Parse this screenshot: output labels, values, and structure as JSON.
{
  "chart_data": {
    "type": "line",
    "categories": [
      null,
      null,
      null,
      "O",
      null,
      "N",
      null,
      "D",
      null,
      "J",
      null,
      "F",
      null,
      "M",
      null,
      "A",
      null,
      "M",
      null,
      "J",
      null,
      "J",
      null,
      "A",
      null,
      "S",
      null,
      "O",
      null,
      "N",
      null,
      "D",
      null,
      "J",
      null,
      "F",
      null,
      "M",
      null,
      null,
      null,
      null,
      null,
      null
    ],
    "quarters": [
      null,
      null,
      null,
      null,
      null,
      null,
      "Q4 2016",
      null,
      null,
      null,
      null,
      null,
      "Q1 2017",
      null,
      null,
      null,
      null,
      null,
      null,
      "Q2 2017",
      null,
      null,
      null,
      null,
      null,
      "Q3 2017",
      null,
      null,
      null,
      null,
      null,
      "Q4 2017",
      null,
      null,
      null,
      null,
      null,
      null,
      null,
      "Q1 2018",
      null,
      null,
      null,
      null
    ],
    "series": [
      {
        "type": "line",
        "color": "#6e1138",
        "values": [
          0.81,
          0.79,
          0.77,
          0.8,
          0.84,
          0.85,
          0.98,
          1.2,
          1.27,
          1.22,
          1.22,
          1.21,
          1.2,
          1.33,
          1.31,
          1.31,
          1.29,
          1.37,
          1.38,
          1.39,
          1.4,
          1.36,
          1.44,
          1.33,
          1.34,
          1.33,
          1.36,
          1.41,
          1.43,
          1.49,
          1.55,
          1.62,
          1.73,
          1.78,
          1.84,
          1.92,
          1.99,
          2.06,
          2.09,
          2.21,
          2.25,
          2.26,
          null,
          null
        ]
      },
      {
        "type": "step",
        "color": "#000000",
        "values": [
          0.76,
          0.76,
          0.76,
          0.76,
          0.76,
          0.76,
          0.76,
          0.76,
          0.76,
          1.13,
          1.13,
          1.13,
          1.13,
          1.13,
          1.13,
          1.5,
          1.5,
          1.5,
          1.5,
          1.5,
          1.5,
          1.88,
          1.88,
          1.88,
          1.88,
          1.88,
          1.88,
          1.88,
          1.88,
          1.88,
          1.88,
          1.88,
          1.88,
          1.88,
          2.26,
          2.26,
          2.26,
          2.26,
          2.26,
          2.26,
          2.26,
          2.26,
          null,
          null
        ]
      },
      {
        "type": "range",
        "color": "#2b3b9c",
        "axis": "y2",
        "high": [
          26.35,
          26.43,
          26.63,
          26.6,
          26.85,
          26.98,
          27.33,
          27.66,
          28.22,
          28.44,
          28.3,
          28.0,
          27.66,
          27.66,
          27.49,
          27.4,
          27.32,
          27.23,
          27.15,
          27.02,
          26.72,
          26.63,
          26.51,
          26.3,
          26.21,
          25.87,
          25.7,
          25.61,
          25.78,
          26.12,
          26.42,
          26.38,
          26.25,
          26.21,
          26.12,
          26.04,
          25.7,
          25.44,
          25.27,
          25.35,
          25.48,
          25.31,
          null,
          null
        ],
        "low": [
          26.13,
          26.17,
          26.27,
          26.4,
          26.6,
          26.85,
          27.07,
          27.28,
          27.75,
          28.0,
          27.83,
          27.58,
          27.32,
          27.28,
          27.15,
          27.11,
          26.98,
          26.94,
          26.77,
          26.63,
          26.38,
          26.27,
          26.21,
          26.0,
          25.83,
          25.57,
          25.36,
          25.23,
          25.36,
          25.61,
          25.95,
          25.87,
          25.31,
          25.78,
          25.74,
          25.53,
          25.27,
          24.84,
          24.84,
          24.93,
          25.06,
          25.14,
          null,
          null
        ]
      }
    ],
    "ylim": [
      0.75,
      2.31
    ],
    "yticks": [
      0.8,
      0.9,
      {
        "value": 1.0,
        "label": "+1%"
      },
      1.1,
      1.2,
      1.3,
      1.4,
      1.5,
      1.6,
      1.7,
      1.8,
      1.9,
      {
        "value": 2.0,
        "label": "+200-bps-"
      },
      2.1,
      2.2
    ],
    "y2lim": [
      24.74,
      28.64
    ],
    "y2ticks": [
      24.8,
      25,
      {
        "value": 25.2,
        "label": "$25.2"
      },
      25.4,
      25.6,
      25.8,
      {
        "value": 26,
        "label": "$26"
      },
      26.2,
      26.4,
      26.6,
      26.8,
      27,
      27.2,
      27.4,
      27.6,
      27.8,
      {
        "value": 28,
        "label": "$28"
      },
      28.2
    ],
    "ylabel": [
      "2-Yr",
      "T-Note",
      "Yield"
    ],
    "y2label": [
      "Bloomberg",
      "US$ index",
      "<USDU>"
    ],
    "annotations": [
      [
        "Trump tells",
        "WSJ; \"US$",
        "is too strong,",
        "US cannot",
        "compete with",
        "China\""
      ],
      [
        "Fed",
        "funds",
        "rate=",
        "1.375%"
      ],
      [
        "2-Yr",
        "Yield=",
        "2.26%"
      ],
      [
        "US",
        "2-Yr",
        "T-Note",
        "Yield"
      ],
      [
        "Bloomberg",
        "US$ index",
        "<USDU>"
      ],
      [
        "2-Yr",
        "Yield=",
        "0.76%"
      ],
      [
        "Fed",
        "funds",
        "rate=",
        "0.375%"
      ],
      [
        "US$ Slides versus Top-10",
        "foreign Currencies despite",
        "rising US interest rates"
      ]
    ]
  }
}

+ + + +

Requirement> Extract the listing in its entirety, matching it exactly.

Correct response>
Parse this screenshot: output labels, values, and structure as JSON.
{
  "chart_data": {
    "type": "line",
    "categories": [
      null,
      null,
      null,
      "O",
      null,
      "N",
      null,
      "D",
      null,
      "J",
      null,
      "F",
      null,
      "M",
      null,
      "A",
      null,
      "M",
      null,
      "J",
      null,
      "J",
      null,
      "A",
      null,
      "S",
      null,
      "O",
      null,
      "N",
      null,
      "D",
      null,
      "J",
      null,
      "F",
      null,
      "M",
      null,
      null,
      null,
      null,
      null,
      null
    ],
    "quarters": [
      null,
      null,
      null,
      null,
      null,
      null,
      "Q4 2016",
      null,
      null,
      null,
      null,
      null,
      "Q1 2017",
      null,
      null,
      null,
      null,
      null,
      null,
      "Q2 2017",
      null,
      null,
      null,
      null,
      null,
      "Q3 2017",
      null,
      null,
      null,
      null,
      null,
      "Q4 2017",
      null,
      null,
      null,
      null,
      null,
      null,
      null,
      "Q1 2018",
      null,
      null,
      null,
      null
    ],
    "series": [
      {
        "type": "line",
        "color": "#6e1138",
        "values": [
          0.81,
          0.79,
          0.77,
          0.8,
          0.84,
          0.85,
          0.98,
          1.2,
          1.27,
          1.22,
          1.22,
          1.21,
          1.2,
          1.33,
          1.31,
          1.31,
          1.29,
          1.37,
          1.38,
          1.39,
          1.4,
          1.36,
          1.44,
          1.33,
          1.34,
          1.33,
          1.36,
          1.41,
          1.43,
          1.49,
          1.55,
          1.62,
          1.73,
          1.78,
          1.84,
          1.92,
          1.99,
          2.06,
          2.09,
          2.21,
          2.25,
          2.26,
          null,
          null
        ]
      },
      {
        "type": "step",
        "color": "#000000",
        "values": [
          0.76,
          0.76,
          0.76,
          0.76,
          0.76,
          0.76,
          0.76,
          0.76,
          0.76,
          1.13,
          1.13,
          1.13,
          1.13,
          1.13,
          1.13,
          1.5,
          1.5,
          1.5,
          1.5,
          1.5,
          1.5,
          1.88,
          1.88,
          1.88,
          1.88,
          1.88,
          1.88,
          1.88,
          1.88,
          1.88,
          1.88,
          1.88,
          1.88,
          1.88,
          2.26,
          2.26,
          2.26,
          2.26,
          2.26,
          2.26,
          2.26,
          2.26,
          null,
          null
        ]
      },
      {
        "type": "range",
        "color": "#2b3b9c",
        "axis": "y2",
        "high": [
          26.35,
          26.43,
          26.63,
          26.6,
          26.85,
          26.98,
          27.33,
          27.66,
          28.22,
          28.44,
          28.3,
          28.0,
          27.66,
          27.66,
          27.49,
          27.4,
          27.32,
          27.23,
          27.15,
          27.02,
          26.72,
          26.63,
          26.51,
          26.3,
          26.21,
          25.87,
          25.7,
          25.61,
          25.78,
          26.12,
          26.42,
          26.38,
          26.25,
          26.21,
          26.12,
          26.04,
          25.7,
          25.44,
          25.27,
          25.35,
          25.48,
          25.31,
          null,
          null
        ],
        "low": [
          26.13,
          26.17,
          26.27,
          26.4,
          26.6,
          26.85,
          27.07,
          27.28,
          27.75,
          28.0,
          27.83,
          27.58,
          27.32,
          27.28,
          27.15,
          27.11,
          26.98,
          26.94,
          26.77,
          26.63,
          26.38,
          26.27,
          26.21,
          26.0,
          25.83,
          25.57,
          25.36,
          25.23,
          25.36,
          25.61,
          25.95,
          25.87,
          25.31,
          25.78,
          25.74,
          25.53,
          25.27,
          24.84,
          24.84,
          24.93,
          25.06,
          25.14,
          null,
          null
        ]
      }
    ],
    "ylim": [
      0.75,
      2.31
    ],
    "yticks": [
      0.8,
      0.9,
      {
        "value": 1.0,
        "label": "+1%"
      },
      1.1,
      1.2,
      1.3,
      1.4,
      1.5,
      1.6,
      1.7,
      1.8,
      1.9,
      {
        "value": 2.0,
        "label": "+200-bps-"
      },
      2.1,
      2.2
    ],
    "y2lim": [
      24.74,
      28.64
    ],
    "y2ticks": [
      24.8,
      25,
      {
        "value": 25.2,
        "label": "$25.2"
      },
      25.4,
      25.6,
      25.8,
      {
        "value": 26,
        "label": "$26"
      },
      26.2,
      26.4,
      26.6,
      26.8,
      27,
      27.2,
      27.4,
      27.6,
      27.8,
      {
        "value": 28,
        "label": "$28"
      },
      28.2
    ],
    "ylabel": [
      "2-Yr",
      "T-Note",
      "Yield"
    ],
    "y2label": [
      "Bloomberg",
      "US$ index",
      "<USDU>"
    ],
    "annotations": [
      [
        "Trump tells",
        "WSJ; \"US$",
        "is too strong,",
        "US cannot",
        "compete with",
        "China\""
      ],
      [
        "Fed",
        "funds",
        "rate=",
        "1.375%"
      ],
      [
        "2-Yr",
        "Yield=",
        "2.26%"
      ],
      [
        "US",
        "2-Yr",
        "T-Note",
        "Yield"
      ],
      [
        "Bloomberg",
        "US$ index",
        "<USDU>"
      ],
      [
        "2-Yr",
        "Yield=",
        "0.76%"
      ],
      [
        "Fed",
        "funds",
        "rate=",
        "0.375%"
      ],
      [
        "US$ Slides versus Top-10",
        "foreign Currencies despite",
        "rising US interest rates"
      ]
    ]
  }
}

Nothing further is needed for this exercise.